### TASK OBJECTIVE
Bring together all lines of the material below that contain the string "satuan".

### DATA FOR THIS EXERCISE
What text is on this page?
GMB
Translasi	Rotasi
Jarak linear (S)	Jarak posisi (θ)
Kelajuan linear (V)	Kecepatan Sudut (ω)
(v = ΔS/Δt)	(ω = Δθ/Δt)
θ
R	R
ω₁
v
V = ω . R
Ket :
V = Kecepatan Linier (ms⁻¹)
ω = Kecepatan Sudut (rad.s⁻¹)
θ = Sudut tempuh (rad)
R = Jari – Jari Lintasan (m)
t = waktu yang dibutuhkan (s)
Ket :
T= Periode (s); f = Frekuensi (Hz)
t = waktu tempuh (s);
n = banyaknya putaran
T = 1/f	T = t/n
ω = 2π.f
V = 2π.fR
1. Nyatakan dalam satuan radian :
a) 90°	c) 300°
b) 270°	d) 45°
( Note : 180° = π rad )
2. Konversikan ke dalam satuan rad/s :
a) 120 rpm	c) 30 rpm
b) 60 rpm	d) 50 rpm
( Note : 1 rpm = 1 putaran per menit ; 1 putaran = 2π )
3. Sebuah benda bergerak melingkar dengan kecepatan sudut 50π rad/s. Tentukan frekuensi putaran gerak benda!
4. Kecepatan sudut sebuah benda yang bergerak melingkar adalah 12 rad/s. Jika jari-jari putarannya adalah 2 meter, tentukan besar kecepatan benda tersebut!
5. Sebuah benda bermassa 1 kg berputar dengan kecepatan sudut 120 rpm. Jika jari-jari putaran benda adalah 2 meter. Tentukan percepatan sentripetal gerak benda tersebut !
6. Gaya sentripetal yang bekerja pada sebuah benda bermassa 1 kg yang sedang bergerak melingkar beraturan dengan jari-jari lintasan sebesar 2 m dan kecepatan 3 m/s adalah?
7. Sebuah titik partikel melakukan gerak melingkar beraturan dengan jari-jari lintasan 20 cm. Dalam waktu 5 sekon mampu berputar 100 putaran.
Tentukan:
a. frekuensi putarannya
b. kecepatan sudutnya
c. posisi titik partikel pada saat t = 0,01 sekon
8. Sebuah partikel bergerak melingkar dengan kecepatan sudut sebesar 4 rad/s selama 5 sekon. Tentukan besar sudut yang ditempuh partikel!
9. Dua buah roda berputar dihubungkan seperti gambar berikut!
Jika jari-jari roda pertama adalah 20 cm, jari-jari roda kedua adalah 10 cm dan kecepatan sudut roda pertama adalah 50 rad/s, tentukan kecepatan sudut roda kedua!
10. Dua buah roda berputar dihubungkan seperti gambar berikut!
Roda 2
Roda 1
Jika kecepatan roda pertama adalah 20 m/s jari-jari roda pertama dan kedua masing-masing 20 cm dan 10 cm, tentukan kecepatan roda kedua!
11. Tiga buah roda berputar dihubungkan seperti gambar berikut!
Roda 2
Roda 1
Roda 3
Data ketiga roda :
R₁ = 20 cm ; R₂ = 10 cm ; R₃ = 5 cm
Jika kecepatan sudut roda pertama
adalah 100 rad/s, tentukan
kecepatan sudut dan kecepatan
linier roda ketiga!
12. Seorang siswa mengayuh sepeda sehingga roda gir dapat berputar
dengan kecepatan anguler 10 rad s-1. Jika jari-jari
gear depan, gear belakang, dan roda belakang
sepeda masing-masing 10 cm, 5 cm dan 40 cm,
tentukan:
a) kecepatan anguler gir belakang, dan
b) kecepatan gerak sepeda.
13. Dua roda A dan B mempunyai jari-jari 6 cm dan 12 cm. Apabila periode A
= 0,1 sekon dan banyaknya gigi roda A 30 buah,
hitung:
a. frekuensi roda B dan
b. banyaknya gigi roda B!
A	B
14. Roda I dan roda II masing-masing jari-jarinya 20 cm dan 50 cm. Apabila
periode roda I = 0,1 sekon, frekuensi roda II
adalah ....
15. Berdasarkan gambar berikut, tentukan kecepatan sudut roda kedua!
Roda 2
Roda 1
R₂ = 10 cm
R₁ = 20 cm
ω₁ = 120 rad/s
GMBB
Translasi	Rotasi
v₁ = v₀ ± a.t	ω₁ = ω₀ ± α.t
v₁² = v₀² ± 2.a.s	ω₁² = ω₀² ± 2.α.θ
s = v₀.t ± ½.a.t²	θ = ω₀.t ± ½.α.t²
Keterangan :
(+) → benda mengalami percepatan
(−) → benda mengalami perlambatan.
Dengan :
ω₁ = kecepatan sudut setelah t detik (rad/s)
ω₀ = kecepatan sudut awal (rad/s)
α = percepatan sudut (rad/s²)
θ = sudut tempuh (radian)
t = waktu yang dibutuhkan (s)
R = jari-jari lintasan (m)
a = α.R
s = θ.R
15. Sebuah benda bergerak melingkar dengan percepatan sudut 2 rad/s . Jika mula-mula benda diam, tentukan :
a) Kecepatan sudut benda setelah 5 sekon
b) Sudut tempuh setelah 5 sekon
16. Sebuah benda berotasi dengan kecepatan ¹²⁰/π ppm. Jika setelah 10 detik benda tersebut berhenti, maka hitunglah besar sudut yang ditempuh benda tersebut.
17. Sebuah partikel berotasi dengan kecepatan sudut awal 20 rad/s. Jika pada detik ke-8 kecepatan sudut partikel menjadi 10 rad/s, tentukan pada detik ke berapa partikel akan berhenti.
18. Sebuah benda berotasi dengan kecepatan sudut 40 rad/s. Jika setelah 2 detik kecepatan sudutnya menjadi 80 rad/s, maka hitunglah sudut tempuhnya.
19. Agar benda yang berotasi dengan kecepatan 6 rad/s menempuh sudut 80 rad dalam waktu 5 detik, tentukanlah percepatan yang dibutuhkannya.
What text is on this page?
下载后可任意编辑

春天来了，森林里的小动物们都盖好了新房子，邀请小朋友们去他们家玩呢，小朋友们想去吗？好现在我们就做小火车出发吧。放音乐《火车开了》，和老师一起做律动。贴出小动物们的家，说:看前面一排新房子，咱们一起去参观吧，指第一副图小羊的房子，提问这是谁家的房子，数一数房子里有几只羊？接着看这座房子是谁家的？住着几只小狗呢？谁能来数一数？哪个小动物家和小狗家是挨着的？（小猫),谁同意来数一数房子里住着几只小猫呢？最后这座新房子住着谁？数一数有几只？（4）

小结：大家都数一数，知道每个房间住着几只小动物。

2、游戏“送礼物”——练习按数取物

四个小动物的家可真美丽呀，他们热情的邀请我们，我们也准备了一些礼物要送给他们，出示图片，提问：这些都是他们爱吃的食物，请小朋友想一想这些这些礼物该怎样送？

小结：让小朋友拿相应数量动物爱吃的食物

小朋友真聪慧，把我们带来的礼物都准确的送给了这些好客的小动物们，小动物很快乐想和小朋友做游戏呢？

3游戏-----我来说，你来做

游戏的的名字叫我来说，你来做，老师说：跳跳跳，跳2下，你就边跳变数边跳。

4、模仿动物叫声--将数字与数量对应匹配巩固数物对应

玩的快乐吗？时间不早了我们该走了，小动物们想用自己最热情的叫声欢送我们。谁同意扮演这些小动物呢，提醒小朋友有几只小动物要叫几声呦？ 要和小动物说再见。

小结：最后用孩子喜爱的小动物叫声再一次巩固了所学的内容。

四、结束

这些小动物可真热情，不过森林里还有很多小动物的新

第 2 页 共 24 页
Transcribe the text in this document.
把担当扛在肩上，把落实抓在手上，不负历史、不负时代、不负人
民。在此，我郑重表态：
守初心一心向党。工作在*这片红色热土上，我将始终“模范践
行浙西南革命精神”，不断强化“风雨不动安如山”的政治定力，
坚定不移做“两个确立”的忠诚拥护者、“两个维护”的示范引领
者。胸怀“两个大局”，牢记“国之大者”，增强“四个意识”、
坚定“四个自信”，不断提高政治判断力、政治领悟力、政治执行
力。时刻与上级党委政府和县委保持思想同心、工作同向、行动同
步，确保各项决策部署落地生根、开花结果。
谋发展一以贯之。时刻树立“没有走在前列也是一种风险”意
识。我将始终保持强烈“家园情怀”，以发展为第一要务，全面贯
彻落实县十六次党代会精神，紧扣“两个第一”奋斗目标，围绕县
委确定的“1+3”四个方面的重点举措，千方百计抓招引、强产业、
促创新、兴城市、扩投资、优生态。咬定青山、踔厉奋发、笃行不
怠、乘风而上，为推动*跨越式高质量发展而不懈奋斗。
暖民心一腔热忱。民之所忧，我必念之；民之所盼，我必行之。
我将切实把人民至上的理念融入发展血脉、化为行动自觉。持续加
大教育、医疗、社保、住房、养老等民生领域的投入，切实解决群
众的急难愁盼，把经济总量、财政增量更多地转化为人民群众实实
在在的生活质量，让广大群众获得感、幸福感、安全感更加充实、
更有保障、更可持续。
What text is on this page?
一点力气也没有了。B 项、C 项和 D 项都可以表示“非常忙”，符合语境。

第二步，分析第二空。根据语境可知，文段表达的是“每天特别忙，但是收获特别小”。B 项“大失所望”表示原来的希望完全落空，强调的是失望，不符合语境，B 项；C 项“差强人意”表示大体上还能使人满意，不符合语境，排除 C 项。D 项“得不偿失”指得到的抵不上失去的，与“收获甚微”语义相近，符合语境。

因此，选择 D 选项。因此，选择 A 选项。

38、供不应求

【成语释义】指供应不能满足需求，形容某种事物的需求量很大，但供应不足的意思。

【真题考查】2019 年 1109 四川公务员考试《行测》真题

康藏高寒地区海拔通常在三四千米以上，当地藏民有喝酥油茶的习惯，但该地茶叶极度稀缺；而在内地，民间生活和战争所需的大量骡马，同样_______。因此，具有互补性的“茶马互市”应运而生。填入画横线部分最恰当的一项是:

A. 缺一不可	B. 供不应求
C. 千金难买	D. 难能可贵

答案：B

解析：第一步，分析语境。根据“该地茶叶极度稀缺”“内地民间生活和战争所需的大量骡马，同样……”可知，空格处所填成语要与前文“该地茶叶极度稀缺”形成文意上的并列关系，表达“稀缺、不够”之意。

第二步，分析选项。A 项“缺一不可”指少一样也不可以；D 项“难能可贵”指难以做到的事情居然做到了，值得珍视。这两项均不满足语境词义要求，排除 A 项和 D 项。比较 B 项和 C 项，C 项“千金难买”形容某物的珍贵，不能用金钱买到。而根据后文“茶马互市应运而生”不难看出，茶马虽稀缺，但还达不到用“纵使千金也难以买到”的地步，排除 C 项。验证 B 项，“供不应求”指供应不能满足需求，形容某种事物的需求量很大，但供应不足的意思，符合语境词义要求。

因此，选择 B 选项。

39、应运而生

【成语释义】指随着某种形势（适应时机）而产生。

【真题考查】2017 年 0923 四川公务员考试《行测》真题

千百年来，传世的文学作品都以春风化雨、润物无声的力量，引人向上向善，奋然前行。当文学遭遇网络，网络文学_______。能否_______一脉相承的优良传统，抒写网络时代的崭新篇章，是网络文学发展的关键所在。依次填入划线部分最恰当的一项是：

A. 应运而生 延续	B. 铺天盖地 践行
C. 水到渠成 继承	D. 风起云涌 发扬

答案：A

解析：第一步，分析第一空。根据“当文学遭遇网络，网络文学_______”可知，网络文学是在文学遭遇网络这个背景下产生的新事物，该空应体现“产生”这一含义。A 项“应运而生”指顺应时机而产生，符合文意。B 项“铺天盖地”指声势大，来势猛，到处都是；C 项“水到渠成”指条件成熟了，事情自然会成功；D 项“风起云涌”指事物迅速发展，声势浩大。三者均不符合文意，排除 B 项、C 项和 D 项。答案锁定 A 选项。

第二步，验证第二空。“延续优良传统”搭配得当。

### ANSWER IN FULL
1. Nyatakan dalam satuan radian :
2. Konversikan ke dalam satuan rad/s :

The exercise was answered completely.